━━━ Data section ━━━

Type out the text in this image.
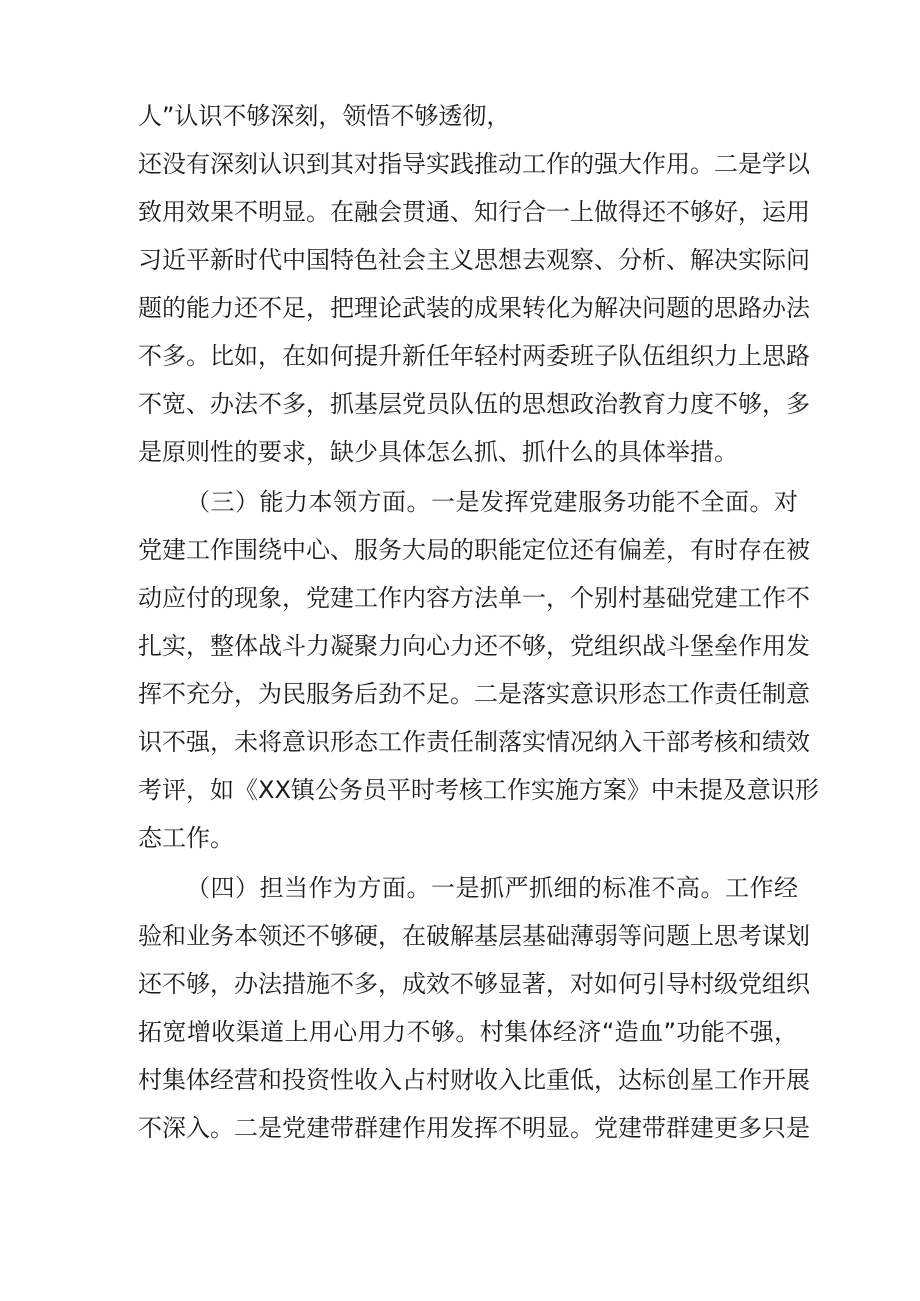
人”认识不够深刻，领悟不够透彻，
还没有深刻认识到其对指导实践推动工作的强大作用。二是学以
致用效果不明显。在融会贯通、知行合一上做得还不够好，运用
习近平新时代中国特色社会主义思想去观察、分析、解决实际问
题的能力还不足，把理论武装的成果转化为解决问题的思路办法
不多。比如，在如何提升新任年轻村两委班子队伍组织力上思路
不宽、办法不多，抓基层党员队伍的思想政治教育力度不够，多
是原则性的要求，缺少具体怎么抓、抓什么的具体举措。
（三）能力本领方面。一是发挥党建服务功能不全面。对
党建工作围绕中心、服务大局的职能定位还有偏差，有时存在被
动应付的现象，党建工作内容方法单一，个别村基础党建工作不
扎实，整体战斗力凝聚力向心力还不够，党组织战斗堡垒作用发
挥不充分，为民服务后劲不足。二是落实意识形态工作责任制意
识不强，未将意识形态工作责任制落实情况纳入干部考核和绩效
考评，如《XX镇公务员平时考核工作实施方案》中未提及意识形
态工作。
（四）担当作为方面。一是抓严抓细的标准不高。工作经
验和业务本领还不够硬，在破解基层基础薄弱等问题上思考谋划
还不够，办法措施不多，成效不够显著，对如何引导村级党组织
拓宽增收渠道上用心用力不够。村集体经济“造血”功能不强，
村集体经营和投资性收入占村财收入比重低，达标创星工作开展
不深入。二是党建带群建作用发挥不明显。党建带群建更多只是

━━━

Description of the task
Write out the material above once more, exactly as it reads, with no pictures.

Final result
Type out the text in this image.
人”认识不够深刻，领悟不够透彻，
还没有深刻认识到其对指导实践推动工作的强大作用。二是学以
致用效果不明显。在融会贯通、知行合一上做得还不够好，运用
习近平新时代中国特色社会主义思想去观察、分析、解决实际问
题的能力还不足，把理论武装的成果转化为解决问题的思路办法
不多。比如，在如何提升新任年轻村两委班子队伍组织力上思路
不宽、办法不多，抓基层党员队伍的思想政治教育力度不够，多
是原则性的要求，缺少具体怎么抓、抓什么的具体举措。
（三）能力本领方面。一是发挥党建服务功能不全面。对
党建工作围绕中心、服务大局的职能定位还有偏差，有时存在被
动应付的现象，党建工作内容方法单一，个别村基础党建工作不
扎实，整体战斗力凝聚力向心力还不够，党组织战斗堡垒作用发
挥不充分，为民服务后劲不足。二是落实意识形态工作责任制意
识不强，未将意识形态工作责任制落实情况纳入干部考核和绩效
考评，如《XX镇公务员平时考核工作实施方案》中未提及意识形
态工作。
（四）担当作为方面。一是抓严抓细的标准不高。工作经
验和业务本领还不够硬，在破解基层基础薄弱等问题上思考谋划
还不够，办法措施不多，成效不够显著，对如何引导村级党组织
拓宽增收渠道上用心用力不够。村集体经济“造血”功能不强，
村集体经营和投资性收入占村财收入比重低，达标创星工作开展
不深入。二是党建带群建作用发挥不明显。党建带群建更多只是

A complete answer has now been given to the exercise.